= CHALLENGE =
All lines in the data bearing the string "providers" should be identified and copied.

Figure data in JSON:
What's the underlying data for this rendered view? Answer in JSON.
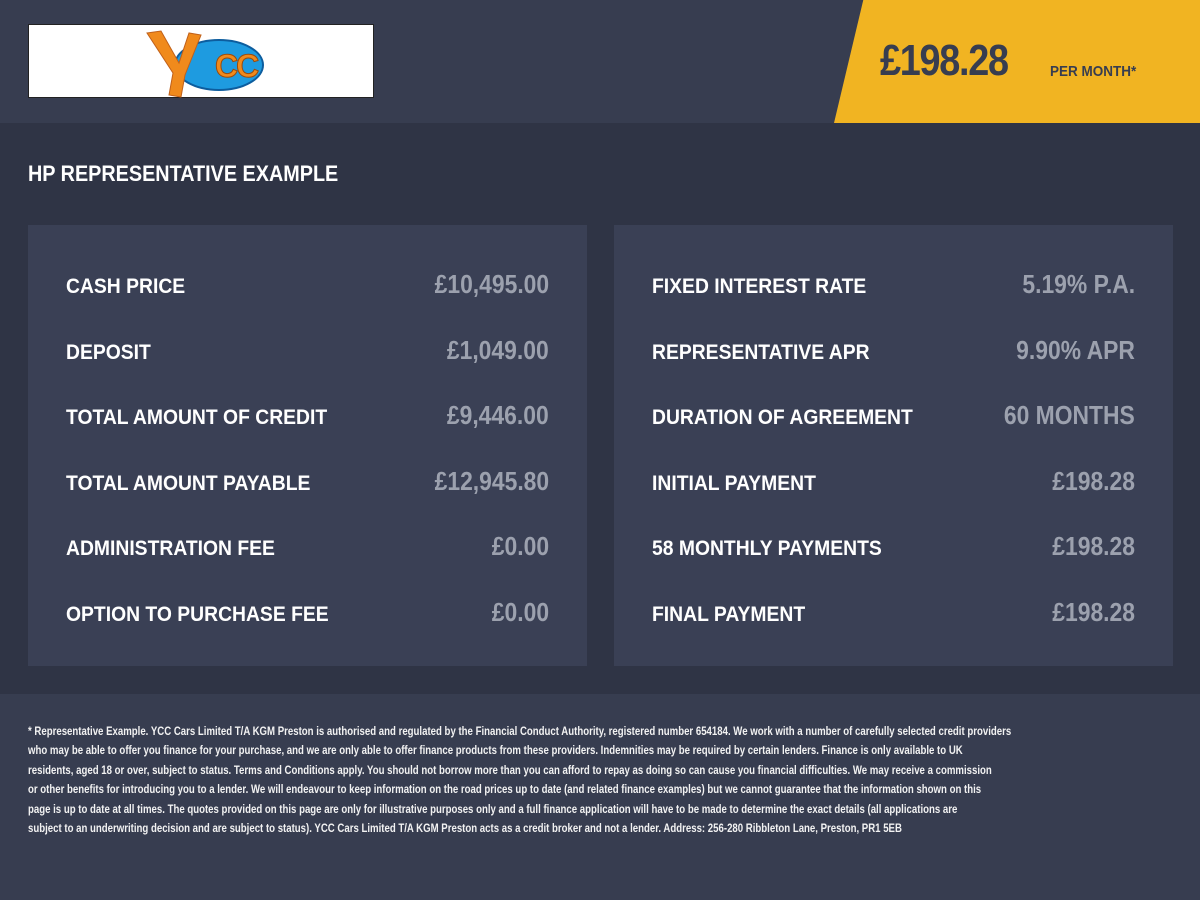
{
  "header": {
    "logo_text": "YCC",
    "price": "£198.28",
    "per_month": "PER MONTH*",
    "brand_color": "#f1b422"
  },
  "title": "HP REPRESENTATIVE EXAMPLE",
  "left_panel": [
    {
      "label": "CASH PRICE",
      "value": "£10,495.00"
    },
    {
      "label": "DEPOSIT",
      "value": "£1,049.00"
    },
    {
      "label": "TOTAL AMOUNT OF CREDIT",
      "value": "£9,446.00"
    },
    {
      "label": "TOTAL AMOUNT PAYABLE",
      "value": "£12,945.80"
    },
    {
      "label": "ADMINISTRATION FEE",
      "value": "£0.00"
    },
    {
      "label": "OPTION TO PURCHASE FEE",
      "value": "£0.00"
    }
  ],
  "right_panel": [
    {
      "label": "FIXED INTEREST RATE",
      "value": "5.19% P.A."
    },
    {
      "label": "REPRESENTATIVE APR",
      "value": "9.90% APR"
    },
    {
      "label": "DURATION OF AGREEMENT",
      "value": "60 MONTHS"
    },
    {
      "label": "INITIAL PAYMENT",
      "value": "£198.28"
    },
    {
      "label": "58 MONTHLY PAYMENTS",
      "value": "£198.28"
    },
    {
      "label": "FINAL PAYMENT",
      "value": "£198.28"
    }
  ],
  "footer_lines": [
    "* Representative Example. YCC Cars Limited T/A KGM Preston  is authorised and regulated by the Financial Conduct Authority, registered number 654184. We work with a number of carefully selected credit providers",
    "who may be able to offer you finance for your purchase, and we are only able to offer finance products from these providers. Indemnities may be required by certain lenders. Finance is only available to UK",
    "residents, aged 18 or over, subject to status. Terms and Conditions apply. You should not borrow more than you can afford to repay as doing so can cause you financial difficulties. We may receive a commission",
    "or other benefits for introducing you to a lender. We will endeavour to keep information on the road prices up to date (and related finance examples) but we cannot guarantee that the information shown on this",
    "page is up to date at all times. The quotes provided on this page are only for illustrative purposes only and a full finance application will have to be made to determine the exact details (all applications are",
    "subject to an underwriting decision and are subject to status). YCC Cars Limited T/A KGM Preston  acts as a credit broker and not a lender. Address:  256-280 Ribbleton Lane, Preston, PR1 5EB"
  ]
}
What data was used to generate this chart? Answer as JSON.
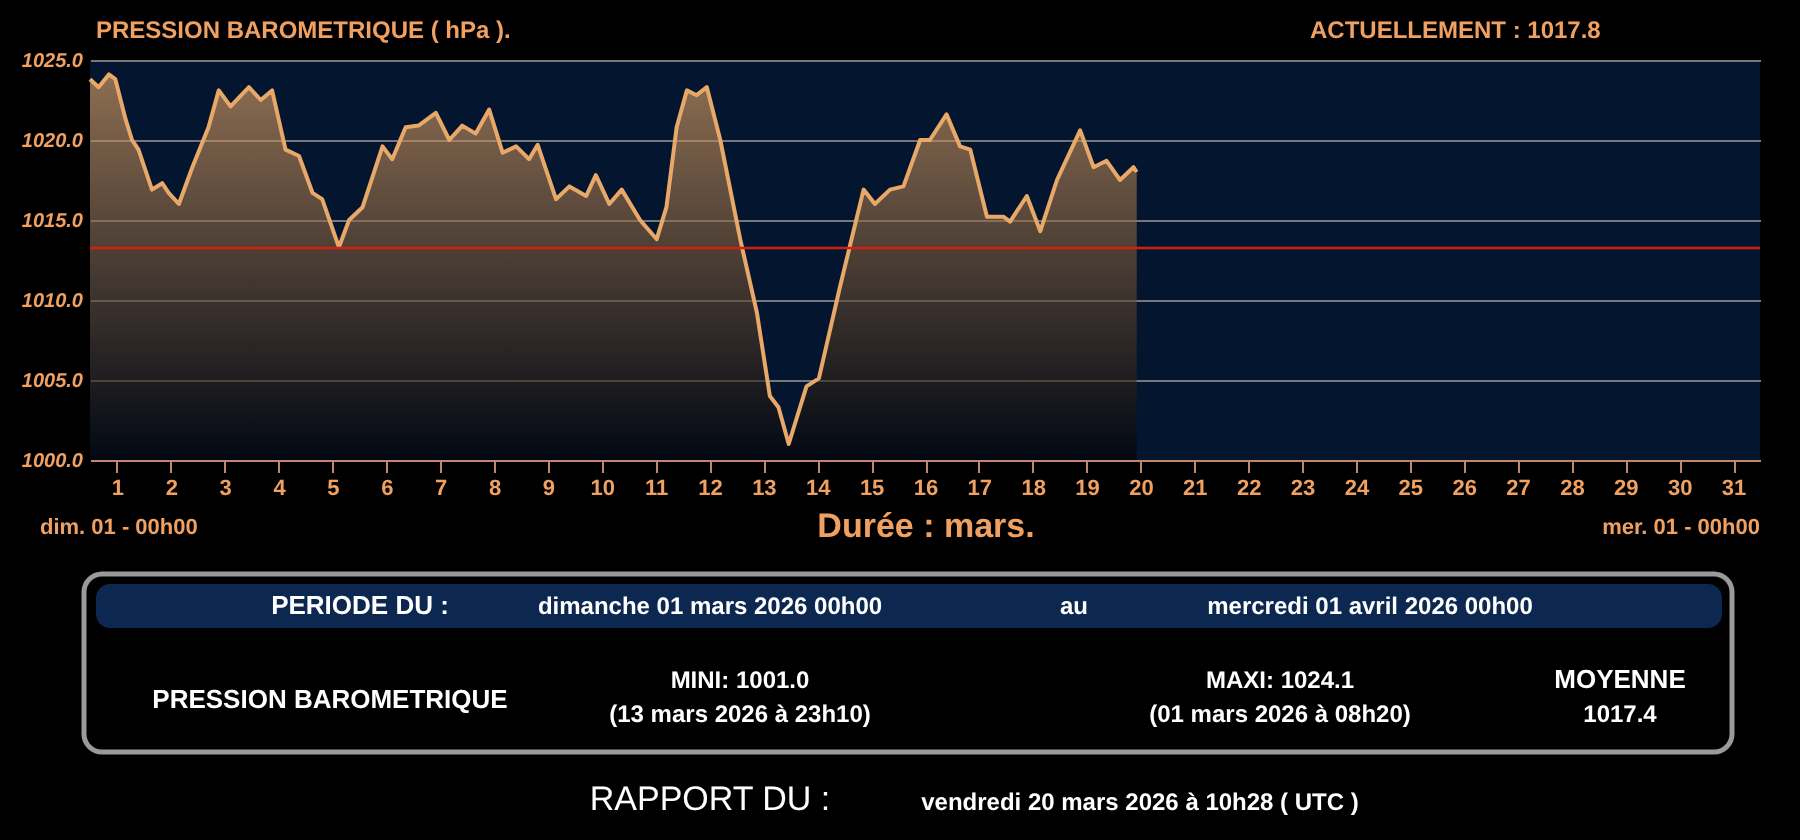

= RESULT FOR THIS TASK =
    "* Representative Example. YCC Cars Limited T/A KGM Preston  is authorised and regulated by the Financial Conduct Authority, registered number 654184. We work with a number of carefully selected credit providers",
    "who may be able to offer you finance for your purchase, and we are only able to offer finance products from these providers. Indemnities may be required by certain lenders. Finance is only available to UK",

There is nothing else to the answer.